• _CHALLENGE_
Copy out every line of the entries below word for word, leaving out the pictures.
──────── LISTING
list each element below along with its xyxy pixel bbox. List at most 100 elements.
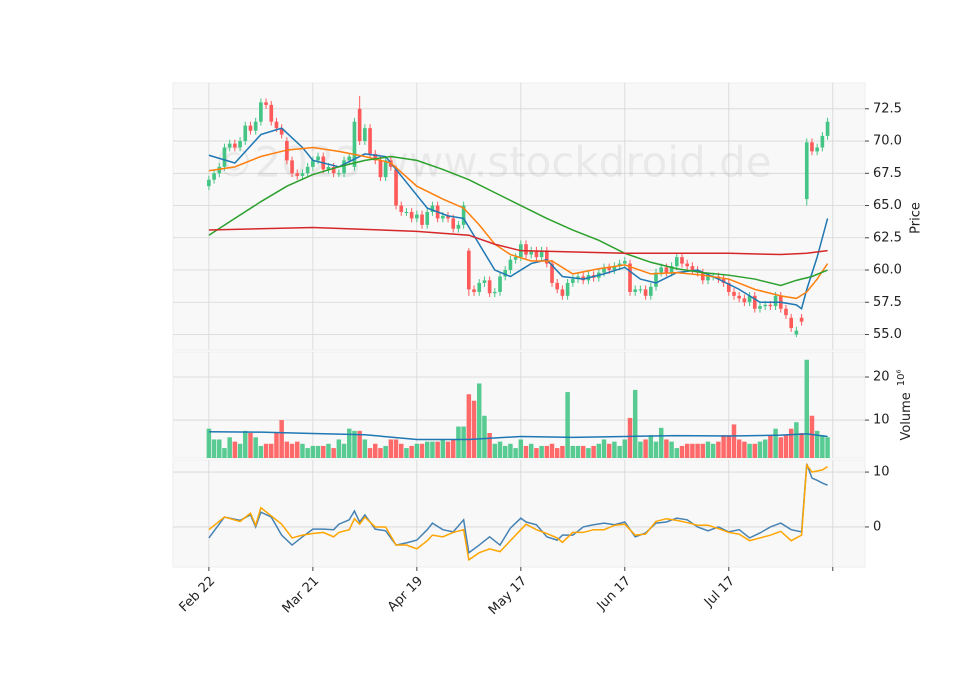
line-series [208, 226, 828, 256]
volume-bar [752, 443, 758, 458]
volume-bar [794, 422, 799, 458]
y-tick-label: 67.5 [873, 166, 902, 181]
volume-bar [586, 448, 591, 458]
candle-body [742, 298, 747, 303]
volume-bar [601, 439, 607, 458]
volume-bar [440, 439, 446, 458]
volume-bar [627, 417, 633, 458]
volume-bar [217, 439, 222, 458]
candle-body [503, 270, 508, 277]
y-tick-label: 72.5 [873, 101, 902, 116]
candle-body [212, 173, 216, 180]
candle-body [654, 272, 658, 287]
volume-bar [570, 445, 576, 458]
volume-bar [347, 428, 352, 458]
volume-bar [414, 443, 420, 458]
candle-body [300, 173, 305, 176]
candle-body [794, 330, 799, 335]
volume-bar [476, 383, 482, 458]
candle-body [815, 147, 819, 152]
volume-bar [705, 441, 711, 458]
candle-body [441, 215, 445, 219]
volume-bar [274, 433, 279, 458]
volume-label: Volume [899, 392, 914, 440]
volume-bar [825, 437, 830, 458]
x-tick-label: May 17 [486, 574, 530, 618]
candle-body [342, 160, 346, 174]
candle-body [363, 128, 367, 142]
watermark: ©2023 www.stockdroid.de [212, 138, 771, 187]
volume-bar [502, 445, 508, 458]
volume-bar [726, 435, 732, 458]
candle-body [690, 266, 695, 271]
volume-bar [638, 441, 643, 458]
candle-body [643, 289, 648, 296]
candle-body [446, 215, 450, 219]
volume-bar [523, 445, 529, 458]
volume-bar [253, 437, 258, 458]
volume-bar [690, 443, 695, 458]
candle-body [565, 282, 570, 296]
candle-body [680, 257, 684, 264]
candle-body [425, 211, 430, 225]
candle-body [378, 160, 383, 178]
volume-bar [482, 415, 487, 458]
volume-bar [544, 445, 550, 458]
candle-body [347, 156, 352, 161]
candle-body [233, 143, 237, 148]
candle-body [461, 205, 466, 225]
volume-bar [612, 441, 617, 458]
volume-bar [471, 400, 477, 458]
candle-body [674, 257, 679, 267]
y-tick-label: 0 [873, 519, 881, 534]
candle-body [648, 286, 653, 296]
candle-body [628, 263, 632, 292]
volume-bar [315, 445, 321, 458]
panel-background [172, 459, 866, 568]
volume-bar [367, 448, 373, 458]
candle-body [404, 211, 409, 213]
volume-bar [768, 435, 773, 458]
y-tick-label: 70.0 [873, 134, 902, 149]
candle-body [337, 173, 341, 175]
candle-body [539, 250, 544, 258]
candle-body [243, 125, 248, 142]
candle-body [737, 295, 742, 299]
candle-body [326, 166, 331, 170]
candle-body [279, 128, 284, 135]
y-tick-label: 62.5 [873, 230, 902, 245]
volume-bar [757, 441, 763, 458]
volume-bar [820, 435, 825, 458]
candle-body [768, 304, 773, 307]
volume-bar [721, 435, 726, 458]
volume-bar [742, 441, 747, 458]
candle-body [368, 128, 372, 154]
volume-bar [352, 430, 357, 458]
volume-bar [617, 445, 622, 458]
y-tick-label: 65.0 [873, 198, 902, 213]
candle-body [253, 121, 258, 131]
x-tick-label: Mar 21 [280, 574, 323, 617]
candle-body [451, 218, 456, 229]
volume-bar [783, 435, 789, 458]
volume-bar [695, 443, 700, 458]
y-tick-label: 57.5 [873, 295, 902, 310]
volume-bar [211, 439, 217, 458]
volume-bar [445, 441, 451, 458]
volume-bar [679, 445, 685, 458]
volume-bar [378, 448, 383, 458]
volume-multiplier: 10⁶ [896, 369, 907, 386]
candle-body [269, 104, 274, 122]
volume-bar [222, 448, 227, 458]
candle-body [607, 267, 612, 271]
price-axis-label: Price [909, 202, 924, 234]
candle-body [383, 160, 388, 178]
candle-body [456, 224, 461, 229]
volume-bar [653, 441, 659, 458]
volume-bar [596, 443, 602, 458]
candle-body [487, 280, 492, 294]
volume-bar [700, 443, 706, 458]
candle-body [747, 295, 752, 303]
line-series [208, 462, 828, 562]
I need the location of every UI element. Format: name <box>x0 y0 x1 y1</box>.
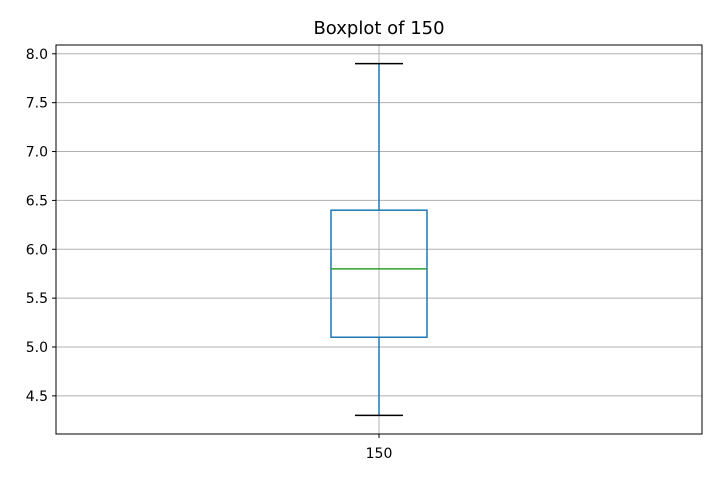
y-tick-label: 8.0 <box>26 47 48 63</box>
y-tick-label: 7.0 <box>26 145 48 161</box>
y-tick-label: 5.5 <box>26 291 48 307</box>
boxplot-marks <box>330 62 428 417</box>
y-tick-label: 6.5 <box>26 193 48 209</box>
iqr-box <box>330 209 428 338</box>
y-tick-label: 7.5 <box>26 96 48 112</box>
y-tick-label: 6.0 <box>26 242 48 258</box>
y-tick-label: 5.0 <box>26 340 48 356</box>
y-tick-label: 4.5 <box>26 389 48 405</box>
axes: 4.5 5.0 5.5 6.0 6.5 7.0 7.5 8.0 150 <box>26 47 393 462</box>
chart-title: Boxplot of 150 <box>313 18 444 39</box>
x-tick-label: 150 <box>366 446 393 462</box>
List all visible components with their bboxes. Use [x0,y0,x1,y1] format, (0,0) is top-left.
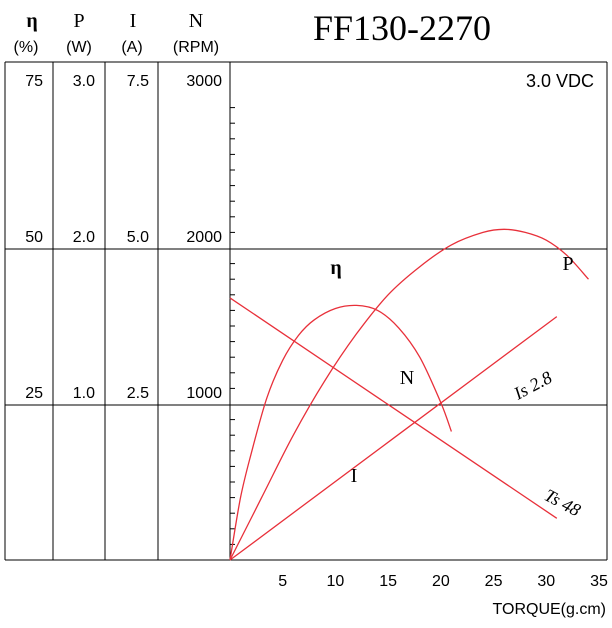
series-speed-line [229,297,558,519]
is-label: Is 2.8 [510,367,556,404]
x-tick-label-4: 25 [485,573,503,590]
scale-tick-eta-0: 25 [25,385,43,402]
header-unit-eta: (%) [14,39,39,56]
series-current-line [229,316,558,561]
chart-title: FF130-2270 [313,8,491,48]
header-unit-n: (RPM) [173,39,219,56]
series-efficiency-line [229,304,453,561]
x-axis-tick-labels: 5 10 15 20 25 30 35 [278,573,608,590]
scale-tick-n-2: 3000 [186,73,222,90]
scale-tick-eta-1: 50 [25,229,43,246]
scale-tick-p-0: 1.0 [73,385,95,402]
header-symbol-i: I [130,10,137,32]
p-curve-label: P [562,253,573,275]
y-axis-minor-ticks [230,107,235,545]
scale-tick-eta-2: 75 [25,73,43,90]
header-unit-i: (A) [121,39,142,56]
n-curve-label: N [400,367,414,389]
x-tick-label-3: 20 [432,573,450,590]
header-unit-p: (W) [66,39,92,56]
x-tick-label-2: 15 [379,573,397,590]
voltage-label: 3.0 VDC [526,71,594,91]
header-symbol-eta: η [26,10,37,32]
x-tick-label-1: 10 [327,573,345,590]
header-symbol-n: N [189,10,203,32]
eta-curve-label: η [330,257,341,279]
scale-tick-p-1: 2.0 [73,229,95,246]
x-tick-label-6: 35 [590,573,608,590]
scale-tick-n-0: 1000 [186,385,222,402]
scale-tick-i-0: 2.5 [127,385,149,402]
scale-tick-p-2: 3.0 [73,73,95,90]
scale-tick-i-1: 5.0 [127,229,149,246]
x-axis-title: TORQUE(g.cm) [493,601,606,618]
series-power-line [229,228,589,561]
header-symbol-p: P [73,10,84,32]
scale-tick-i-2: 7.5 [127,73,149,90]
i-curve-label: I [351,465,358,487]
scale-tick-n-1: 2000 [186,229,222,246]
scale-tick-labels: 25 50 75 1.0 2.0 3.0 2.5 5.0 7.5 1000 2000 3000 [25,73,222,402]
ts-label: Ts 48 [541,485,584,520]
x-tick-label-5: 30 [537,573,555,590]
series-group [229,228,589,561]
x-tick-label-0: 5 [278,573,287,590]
────────────────
• _EXERCISE OUTPUT_
list each element below along with its xyxy pixel bbox. List at most 100 elements.
line-series [208, 226, 828, 256]
volume-bar [752, 443, 758, 458]
volume-bar [794, 422, 799, 458]
y-tick-label: 67.5 [873, 166, 902, 181]
volume-bar [586, 448, 591, 458]
candle-body [742, 298, 747, 303]
volume-bar [601, 439, 607, 458]
volume-bar [440, 439, 446, 458]
volume-bar [627, 417, 633, 458]
volume-bar [217, 439, 222, 458]
candle-body [503, 270, 508, 277]
y-tick-label: 72.5 [873, 101, 902, 116]
candle-body [212, 173, 216, 180]
candle-body [654, 272, 658, 287]
volume-bar [570, 445, 576, 458]
volume-bar [347, 428, 352, 458]
volume-bar [414, 443, 420, 458]
candle-body [300, 173, 305, 176]
candle-body [794, 330, 799, 335]
volume-bar [476, 383, 482, 458]
candle-body [815, 147, 819, 152]
volume-bar [705, 441, 711, 458]
candle-body [441, 215, 445, 219]
volume-bar [274, 433, 279, 458]
volume-label: Volume [899, 392, 914, 440]
volume-bar [825, 437, 830, 458]
x-tick-label: May 17 [486, 574, 530, 618]
candle-body [342, 160, 346, 174]
candle-body [363, 128, 367, 142]
watermark: ©2023 www.stockdroid.de [212, 138, 771, 187]
volume-bar [502, 445, 508, 458]
volume-bar [726, 435, 732, 458]
candle-body [690, 266, 695, 271]
volume-bar [638, 441, 643, 458]
candle-body [643, 289, 648, 296]
candle-body [446, 215, 450, 219]
volume-bar [523, 445, 529, 458]
volume-bar [253, 437, 258, 458]
volume-bar [690, 443, 695, 458]
candle-body [565, 282, 570, 296]
candle-body [680, 257, 684, 264]
candle-body [425, 211, 430, 225]
candle-body [378, 160, 383, 178]
volume-bar [482, 415, 487, 458]
volume-bar [544, 445, 550, 458]
candle-body [347, 156, 352, 161]
candle-body [233, 143, 237, 148]
candle-body [461, 205, 466, 225]
volume-bar [612, 441, 617, 458]
volume-bar [471, 400, 477, 458]
candle-body [674, 257, 679, 267]
y-tick-label: 0 [873, 519, 881, 534]
candle-body [648, 286, 653, 296]
candle-body [628, 263, 632, 292]
volume-bar [315, 445, 321, 458]
panel-background [172, 459, 866, 568]
volume-bar [367, 448, 373, 458]
candle-body [404, 211, 409, 213]
volume-bar [768, 435, 773, 458]
y-tick-label: 70.0 [873, 134, 902, 149]
candle-body [337, 173, 341, 175]
candle-body [539, 250, 544, 258]
candle-body [243, 125, 248, 142]
candle-body [737, 295, 742, 299]
candle-body [326, 166, 331, 170]
candle-body [279, 128, 284, 135]
y-tick-label: 62.5 [873, 230, 902, 245]
volume-bar [757, 441, 763, 458]
volume-bar [820, 435, 825, 458]
candle-body [768, 304, 773, 307]
volume-bar [721, 435, 726, 458]
volume-bar [742, 441, 747, 458]
candle-body [368, 128, 372, 154]
volume-bar [352, 430, 357, 458]
volume-bar [617, 445, 622, 458]
y-tick-label: 65.0 [873, 198, 902, 213]
candle-body [253, 121, 258, 131]
x-tick-label: Mar 21 [280, 574, 323, 617]
candle-body [451, 218, 456, 229]
volume-bar [783, 435, 789, 458]
volume-bar [695, 443, 700, 458]
y-tick-label: 57.5 [873, 295, 902, 310]
volume-bar [211, 439, 217, 458]
volume-bar [445, 441, 451, 458]
volume-bar [679, 445, 685, 458]
volume-bar [378, 448, 383, 458]
volume-multiplier: 10⁶ [896, 369, 907, 386]
candle-body [269, 104, 274, 122]
volume-bar [222, 448, 227, 458]
candle-body [607, 267, 612, 271]
price-axis-label: Price [909, 202, 924, 234]
candle-body [383, 160, 388, 178]
candle-body [456, 224, 461, 229]
volume-bar [653, 441, 659, 458]
volume-bar [596, 443, 602, 458]
candle-body [487, 280, 492, 294]
volume-bar [700, 443, 706, 458]
candle-body [747, 295, 752, 303]
line-series [208, 462, 828, 562]
I need the location of every UI element. Format: name <box>x0 y0 x1 y1</box>.
y-tick-label: 8.0 <box>26 47 48 63</box>
y-tick-label: 7.0 <box>26 145 48 161</box>
y-tick-label: 5.5 <box>26 291 48 307</box>
boxplot-marks <box>330 62 428 417</box>
y-tick-label: 6.5 <box>26 193 48 209</box>
iqr-box <box>330 209 428 338</box>
y-tick-label: 7.5 <box>26 96 48 112</box>
y-tick-label: 6.0 <box>26 242 48 258</box>
y-tick-label: 5.0 <box>26 340 48 356</box>
y-tick-label: 4.5 <box>26 389 48 405</box>
axes: 4.5 5.0 5.5 6.0 6.5 7.0 7.5 8.0 150 <box>26 47 393 462</box>
chart-title: Boxplot of 150 <box>313 18 444 39</box>
x-tick-label: 150 <box>366 446 393 462</box>
List all visible components with their bboxes. Use [x0,y0,x1,y1] format, (0,0) is top-left.
series-speed-line [229,297,558,519]
is-label: Is 2.8 [510,367,556,404]
x-tick-label-4: 25 [485,573,503,590]
scale-tick-eta-0: 25 [25,385,43,402]
header-unit-eta: (%) [14,39,39,56]
series-current-line [229,316,558,561]
chart-title: FF130-2270 [313,8,491,48]
header-unit-n: (RPM) [173,39,219,56]
series-efficiency-line [229,304,453,561]
x-axis-tick-labels: 5 10 15 20 25 30 35 [278,573,608,590]
scale-tick-n-2: 3000 [186,73,222,90]
scale-tick-eta-1: 50 [25,229,43,246]
scale-tick-p-0: 1.0 [73,385,95,402]
header-symbol-i: I [130,10,137,32]
p-curve-label: P [562,253,573,275]
y-axis-minor-ticks [230,107,235,545]
scale-tick-eta-2: 75 [25,73,43,90]
header-unit-i: (A) [121,39,142,56]
n-curve-label: N [400,367,414,389]
x-tick-label-3: 20 [432,573,450,590]
header-unit-p: (W) [66,39,92,56]
x-tick-label-2: 15 [379,573,397,590]
voltage-label: 3.0 VDC [526,71,594,91]
header-symbol-eta: η [26,10,37,32]
x-tick-label-1: 10 [327,573,345,590]
header-symbol-n: N [189,10,203,32]
eta-curve-label: η [330,257,341,279]
scale-tick-p-1: 2.0 [73,229,95,246]
x-tick-label-6: 35 [590,573,608,590]
scale-tick-n-0: 1000 [186,385,222,402]
scale-tick-i-0: 2.5 [127,385,149,402]
scale-tick-p-2: 3.0 [73,73,95,90]
scale-tick-i-1: 5.0 [127,229,149,246]
x-axis-title: TORQUE(g.cm) [493,601,606,618]
series-power-line [229,228,589,561]
header-symbol-p: P [73,10,84,32]
scale-tick-i-2: 7.5 [127,73,149,90]
i-curve-label: I [351,465,358,487]
scale-tick-n-1: 2000 [186,229,222,246]
scale-tick-labels: 25 50 75 1.0 2.0 3.0 2.5 5.0 7.5 1000 2000 3000 [25,73,222,402]
ts-label: Ts 48 [541,485,584,520]
x-tick-label-5: 30 [537,573,555,590]
series-group [229,228,589,561]
x-tick-label-0: 5 [278,573,287,590]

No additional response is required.